── DATA

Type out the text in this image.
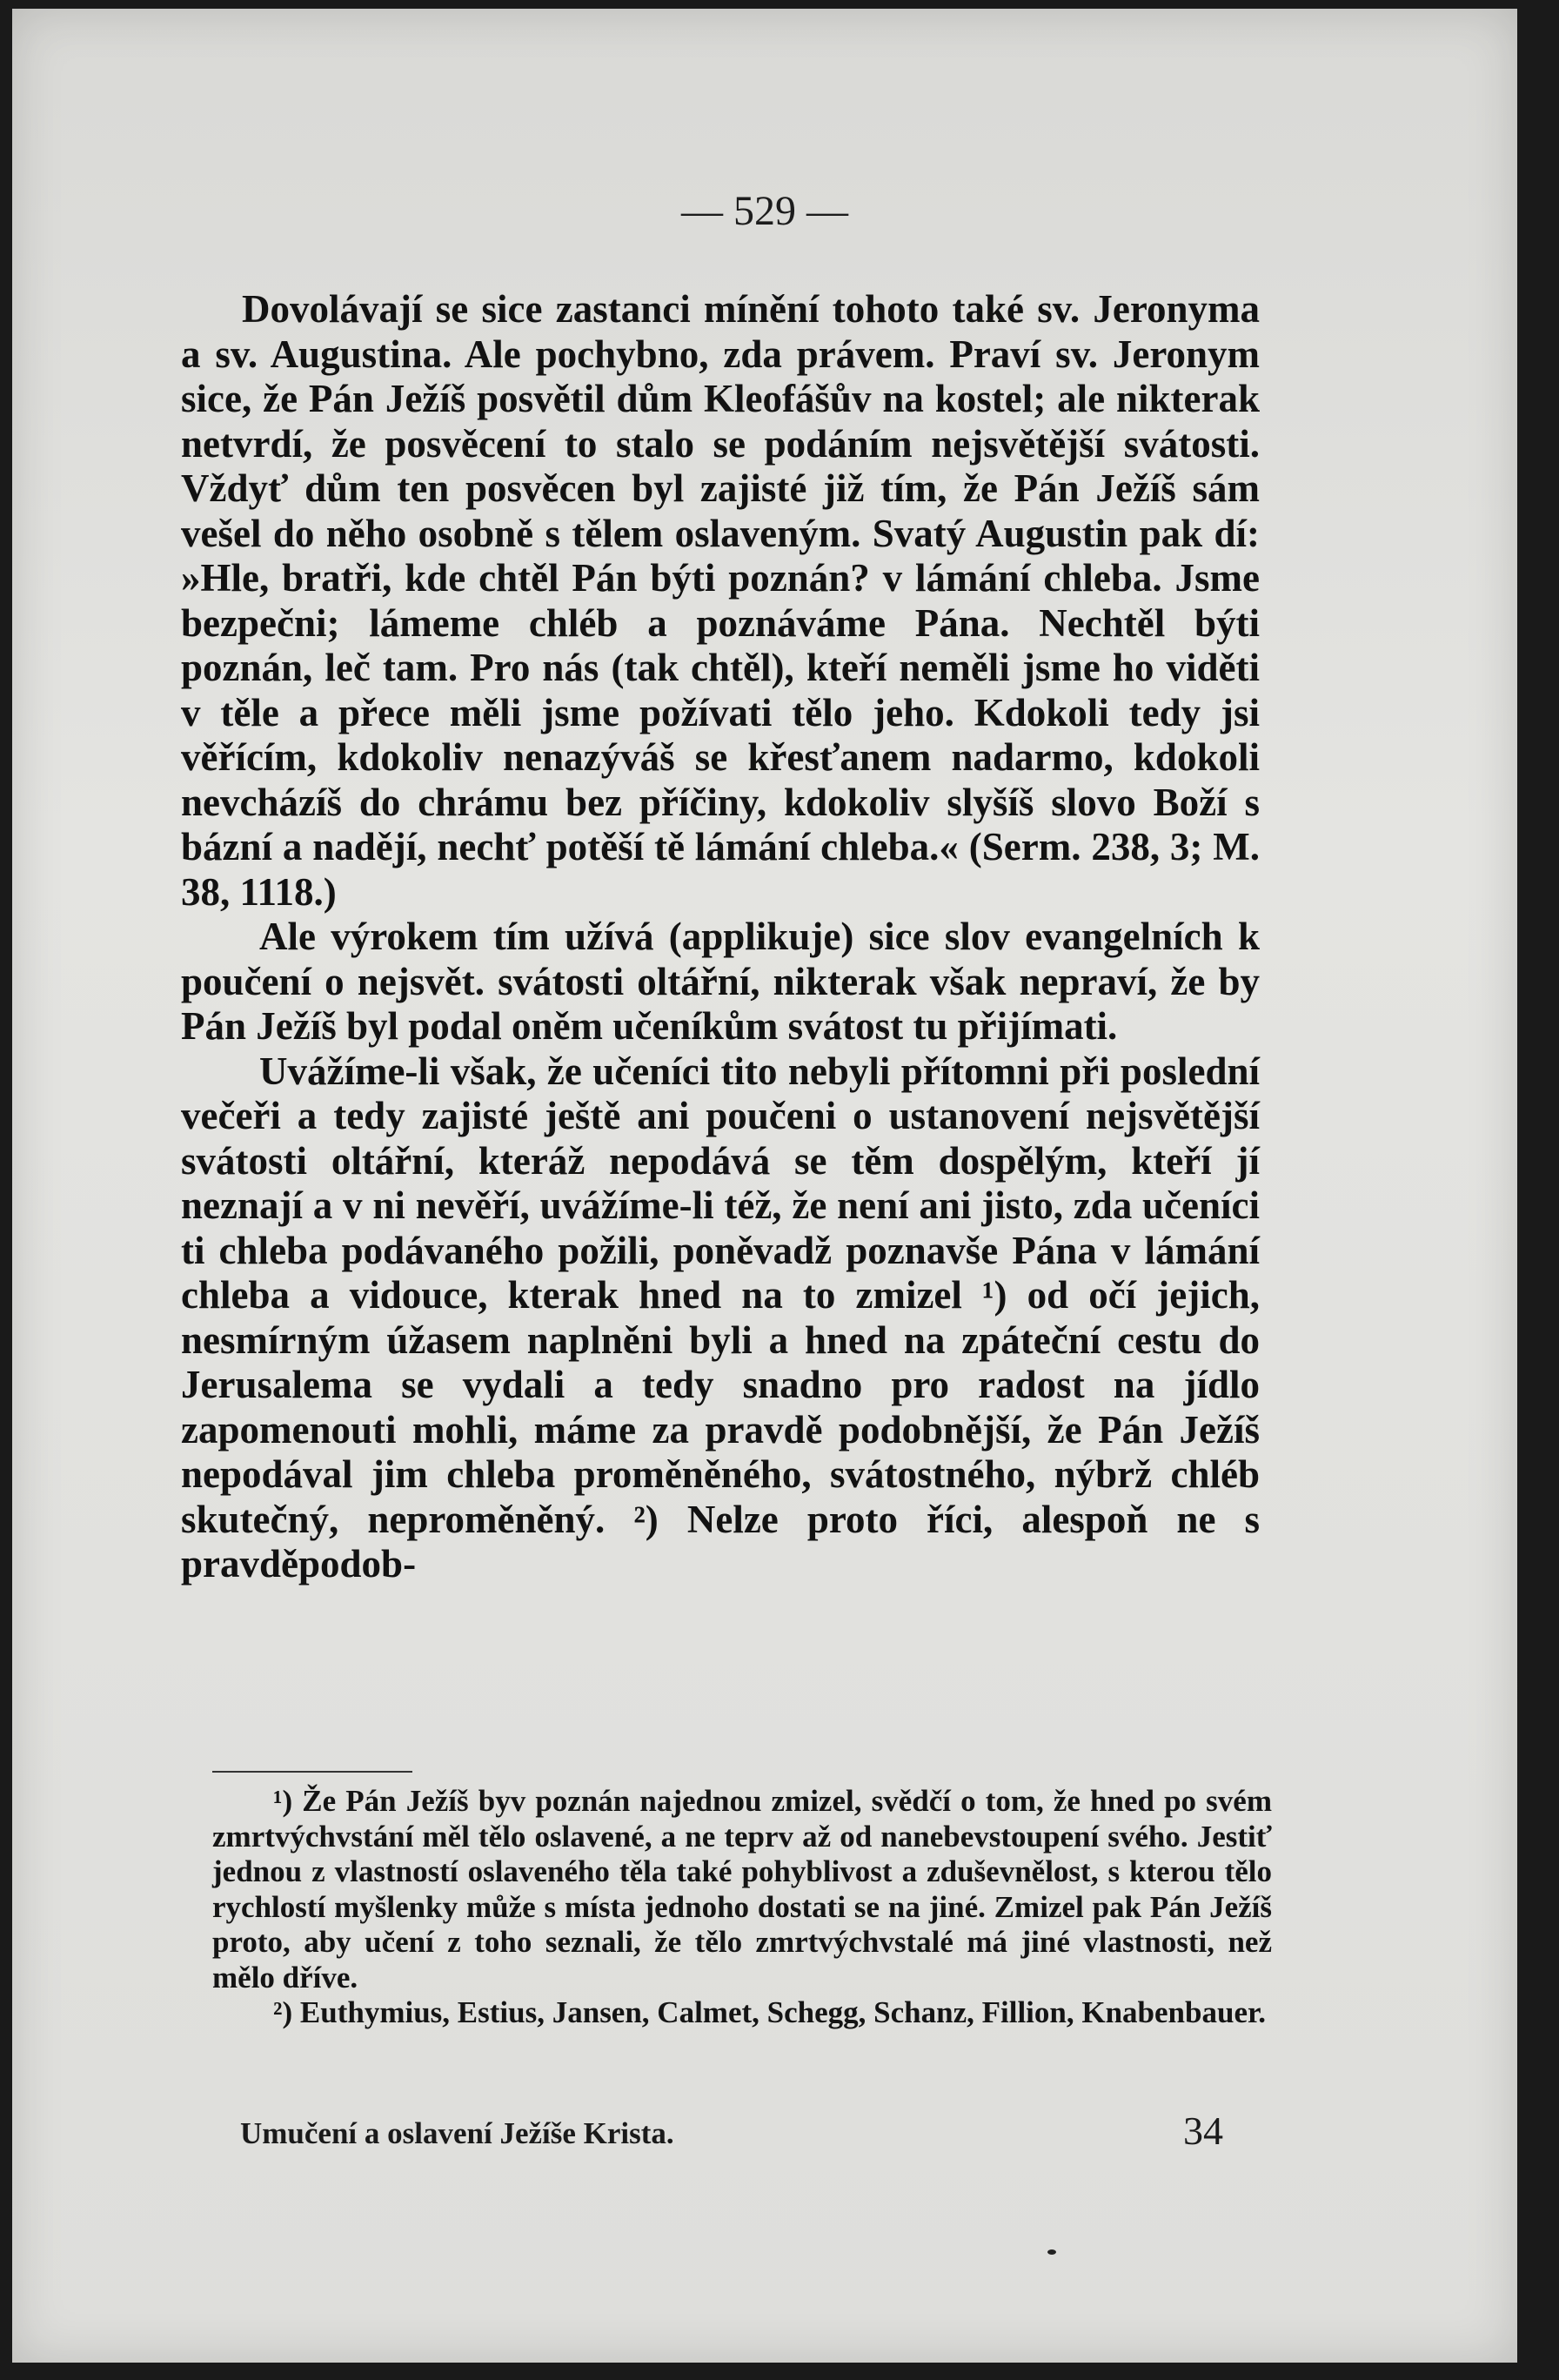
— 529 —

Dovolávají se sice zastanci mínění tohoto také sv. Jeronyma a sv. Augustina. Ale pochybno, zda právem. Praví sv. Jeronym sice, že Pán Ježíš posvětil dům Kleofášův na kostel; ale nikterak netvrdí, že posvěcení to stalo se podáním nejsvětější svátosti. Vždyť dům ten posvěcen byl zajisté již tím, že Pán Ježíš sám vešel do něho osobně s tělem oslaveným. Svatý Augustin pak dí: »Hle, bratři, kde chtěl Pán býti poznán? v lámání chleba. Jsme bezpečni; lámeme chléb a poznáváme Pána. Nechtěl býti poznán, leč tam. Pro nás (tak chtěl), kteří neměli jsme ho viděti v těle a přece měli jsme požívati tělo jeho. Kdokoli tedy jsi věřícím, kdokoliv nenazýváš se křesťanem nadarmo, kdokoli nevcházíš do chrámu bez příčiny, kdokoliv slyšíš slovo Boží s bázní a nadějí, nechť potěší tě lámání chleba.« (Serm. 238, 3; M. 38, 1118.)

Ale výrokem tím užívá (applikuje) sice slov evangelních k poučení o nejsvět. svátosti oltářní, nikterak však nepraví, že by Pán Ježíš byl podal oněm učeníkům svátost tu přijímati.

Uvážíme-li však, že učeníci tito nebyli přítomni při poslední večeři a tedy zajisté ještě ani poučeni o ustanovení nejsvětější svátosti oltářní, kteráž nepodává se těm dospělým, kteří jí neznají a v ni nevěří, uvážíme-li též, že není ani jisto, zda učeníci ti chleba podávaného požili, poněvadž poznavše Pána v lámání chleba a vidouce, kterak hned na to zmizel ¹) od očí jejich, nesmírným úžasem naplněni byli a hned na zpáteční cestu do Jerusalema se vydali a tedy snadno pro radost na jídlo zapomenouti mohli, máme za pravdě podobnější, že Pán Ježíš nepodával jim chleba proměněného, svátostného, nýbrž chléb skutečný, neproměněný. ²) Nelze proto říci, alespoň ne s pravděpodob-

¹) Že Pán Ježíš byv poznán najednou zmizel, svědčí o tom, že hned po svém zmrtvýchvstání měl tělo oslavené, a ne teprv až od nanebevstoupení svého. Jestiť jednou z vlastností oslaveného těla také pohyblivost a zduševnělost, s kterou tělo rychlostí myšlenky může s místa jednoho dostati se na jiné. Zmizel pak Pán Ježíš proto, aby učení z toho seznali, že tělo zmrtvýchvstalé má jiné vlastnosti, než mělo dříve.

²) Euthymius, Estius, Jansen, Calmet, Schegg, Schanz, Fillion, Knabenbauer.

Umučení a oslavení Ježíše Krista.	34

────

**WHAT YOU HAVE TO DO**
Show every line from the entries above in which the word "však" appears.

**REPLY TO THE EXERCISE**
Ale výrokem tím užívá (applikuje) sice slov evangelních k poučení o nejsvět. svátosti oltářní, nikterak však nepraví, že by Pán Ježíš byl podal oněm učeníkům svátost tu přijímati.
Uvážíme-li však, že učeníci tito nebyli přítomni při poslední večeři a tedy zajisté ještě ani poučeni o ustanovení nejsvětější svátosti oltářní, kteráž nepodává se těm dospělým, kteří jí neznají a v ni nevěří, uvážíme-li též, že není ani jisto, zda učeníci ti chleba podávaného požili, poněvadž poznavše Pána v lámání chleba a vidouce, kterak hned na to zmizel ¹) od očí jejich, nesmírným úžasem naplněni byli a hned na zpáteční cestu do Jerusalema se vydali a tedy snadno pro radost na jídlo zapomenouti mohli, máme za pravdě podobnější, že Pán Ježíš nepodával jim chleba proměněného, svátostného, nýbrž chléb skutečný, neproměněný. ²) Nelze proto říci, alespoň ne s pravděpodob-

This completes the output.